DATASET CONTENT.
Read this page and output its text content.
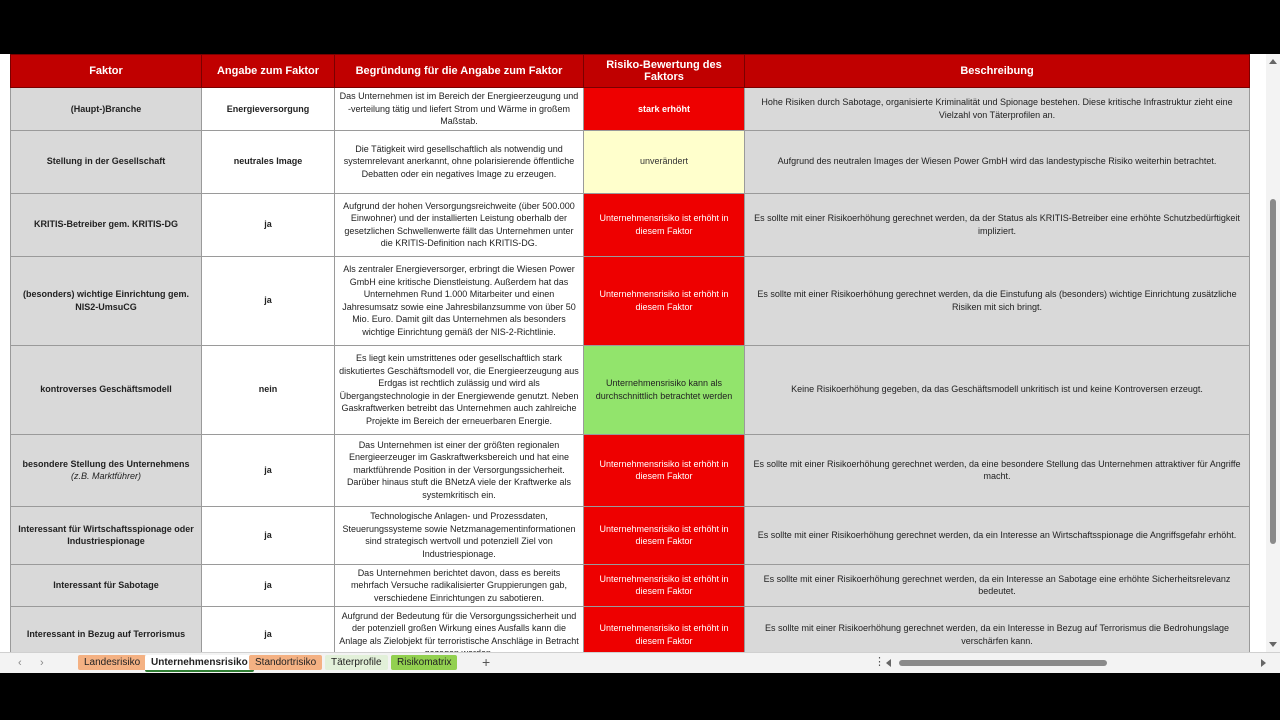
Faktor	Angabe zum Faktor	Begründung für die Angabe zum Faktor	Risiko-Bewertung des Faktors	Beschreibung
(Haupt-)Branche	Energieversorgung	Das Unternehmen ist im Bereich der Energieerzeugung und -verteilung tätig und liefert Strom und Wärme in großem Maßstab.	stark erhöht	Hohe Risiken durch Sabotage, organisierte Kriminalität und Spionage bestehen. Diese kritische Infrastruktur zieht eine Vielzahl von Täterprofilen an.
Stellung in der Gesellschaft	neutrales Image	Die Tätigkeit wird gesellschaftlich als notwendig und systemrelevant anerkannt, ohne polarisierende öffentliche Debatten oder ein negatives Image zu erzeugen.	unverändert	Aufgrund des neutralen Images der Wiesen Power GmbH wird das landestypische Risiko weiterhin betrachtet.
KRITIS-Betreiber gem. KRITIS-DG	ja	Aufgrund der hohen Versorgungsreichweite (über 500.000 Einwohner) und der installierten Leistung oberhalb der gesetzlichen Schwellenwerte fällt das Unternehmen unter die KRITIS-Definition nach KRITIS-DG.	Unternehmensrisiko ist erhöht in diesem Faktor	Es sollte mit einer Risikoerhöhung gerechnet werden, da der Status als KRITIS-Betreiber eine erhöhte Schutzbedürftigkeit impliziert.
(besonders) wichtige Einrichtung gem. NIS2-UmsuCG	ja	Als zentraler Energieversorger, erbringt die Wiesen Power GmbH eine kritische Dienstleistung. Außerdem hat das Unternehmen Rund 1.000 Mitarbeiter und einen Jahresumsatz sowie eine Jahresbilanzsumme von über 50 Mio. Euro. Damit gilt das Unternehmen als besonders wichtige Einrichtung gemäß der NIS-2-Richtlinie.	Unternehmensrisiko ist erhöht in diesem Faktor	Es sollte mit einer Risikoerhöhung gerechnet werden, da die Einstufung als (besonders) wichtige Einrichtung zusätzliche Risiken mit sich bringt.
kontroverses Geschäftsmodell	nein	Es liegt kein umstrittenes oder gesellschaftlich stark diskutiertes Geschäftsmodell vor, die Energieerzeugung aus Erdgas ist rechtlich zulässig und wird als Übergangstechnologie in der Energiewende genutzt. Neben Gaskraftwerken betreibt das Unternehmen auch zahlreiche Projekte im Bereich der erneuerbaren Energie.	Unternehmensrisiko kann als durchschnittlich betrachtet werden	Keine Risikoerhöhung gegeben, da das Geschäftsmodell unkritisch ist und keine Kontroversen erzeugt.
besondere Stellung des Unternehmens (z.B. Marktführer)	ja	Das Unternehmen ist einer der größten regionalen Energieerzeuger im Gaskraftwerksbereich und hat eine marktführende Position in der Versorgungssicherheit. Darüber hinaus stuft die BNetzA viele der Kraftwerke als systemkritisch ein.	Unternehmensrisiko ist erhöht in diesem Faktor	Es sollte mit einer Risikoerhöhung gerechnet werden, da eine besondere Stellung das Unternehmen attraktiver für Angriffe macht.
Interessant für Wirtschaftsspionage oder Industriespionage	ja	Technologische Anlagen- und Prozessdaten, Steuerungssysteme sowie Netzmanagementinformationen sind strategisch wertvoll und potenziell Ziel von Industriespionage.	Unternehmensrisiko ist erhöht in diesem Faktor	Es sollte mit einer Risikoerhöhung gerechnet werden, da ein Interesse an Wirtschaftsspionage die Angriffsgefahr erhöht.
Interessant für Sabotage	ja	Das Unternehmen berichtet davon, dass es bereits mehrfach Versuche radikalisierter Gruppierungen gab, verschiedene Einrichtungen zu sabotieren.	Unternehmensrisiko ist erhöht in diesem Faktor	Es sollte mit einer Risikoerhöhung gerechnet werden, da ein Interesse an Sabotage eine erhöhte Sicherheitsrelevanz bedeutet.
Interessant in Bezug auf Terrorismus	ja	Aufgrund der Bedeutung für die Versorgungssicherheit und der potenziell großen Wirkung eines Ausfalls kann die Anlage als Zielobjekt für terroristische Anschläge in Betracht	Unternehmensrisiko ist erhöht in diesem Faktor	Es sollte mit einer Risikoerhöhung gerechnet werden, da ein Interesse in Bezug auf Terrorismus die Bedrohungslage verschärfen kann.
‹ ›	Landesrisiko	Unternehmensrisiko Standortrisiko	Täterprofile	Risikomatrix	+	⋮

EXERCISE AIM. Copy each line above containing the string "oder".

ANSWER IN FULL.
Stellung in der Gesellschaft	neutrales Image	Die Tätigkeit wird gesellschaftlich als notwendig und systemrelevant anerkannt, ohne polarisierende öffentliche Debatten oder ein negatives Image zu erzeugen.	unverändert	Aufgrund des neutralen Images der Wiesen Power GmbH wird das landestypische Risiko weiterhin betrachtet.
kontroverses Geschäftsmodell	nein	Es liegt kein umstrittenes oder gesellschaftlich stark diskutiertes Geschäftsmodell vor, die Energieerzeugung aus Erdgas ist rechtlich zulässig und wird als Übergangstechnologie in der Energiewende genutzt. Neben Gaskraftwerken betreibt das Unternehmen auch zahlreiche Projekte im Bereich der erneuerbaren Energie.	Unternehmensrisiko kann als durchschnittlich betrachtet werden	Keine Risikoerhöhung gegeben, da das Geschäftsmodell unkritisch ist und keine Kontroversen erzeugt.
Interessant für Wirtschaftsspionage oder Industriespionage	ja	Technologische Anlagen- und Prozessdaten, Steuerungssysteme sowie Netzmanagementinformationen sind strategisch wertvoll und potenziell Ziel von Industriespionage.	Unternehmensrisiko ist erhöht in diesem Faktor	Es sollte mit einer Risikoerhöhung gerechnet werden, da ein Interesse an Wirtschaftsspionage die Angriffsgefahr erhöht.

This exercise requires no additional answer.